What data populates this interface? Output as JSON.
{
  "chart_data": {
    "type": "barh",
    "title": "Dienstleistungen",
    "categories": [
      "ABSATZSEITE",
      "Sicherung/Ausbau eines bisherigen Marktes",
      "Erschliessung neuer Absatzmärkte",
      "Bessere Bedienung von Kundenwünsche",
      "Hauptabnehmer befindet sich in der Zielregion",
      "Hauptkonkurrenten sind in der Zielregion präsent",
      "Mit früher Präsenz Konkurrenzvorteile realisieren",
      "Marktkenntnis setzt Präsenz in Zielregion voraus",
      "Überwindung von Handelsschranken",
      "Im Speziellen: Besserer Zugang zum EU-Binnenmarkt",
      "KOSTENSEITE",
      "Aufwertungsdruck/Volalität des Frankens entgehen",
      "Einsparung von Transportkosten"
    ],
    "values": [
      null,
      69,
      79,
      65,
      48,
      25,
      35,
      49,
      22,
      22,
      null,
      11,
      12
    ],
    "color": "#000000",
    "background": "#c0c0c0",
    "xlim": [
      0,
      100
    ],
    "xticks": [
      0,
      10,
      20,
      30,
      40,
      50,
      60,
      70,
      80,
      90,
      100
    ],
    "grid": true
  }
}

○ ○ ○

> What you will do: From the listing above, collect every line that mentions the word "Zielregion".

> Solved exercise:
      "Hauptabnehmer befindet sich in der Zielregion",
      "Hauptkonkurrenten sind in der Zielregion präsent",
      "Marktkenntnis setzt Präsenz in Zielregion voraus",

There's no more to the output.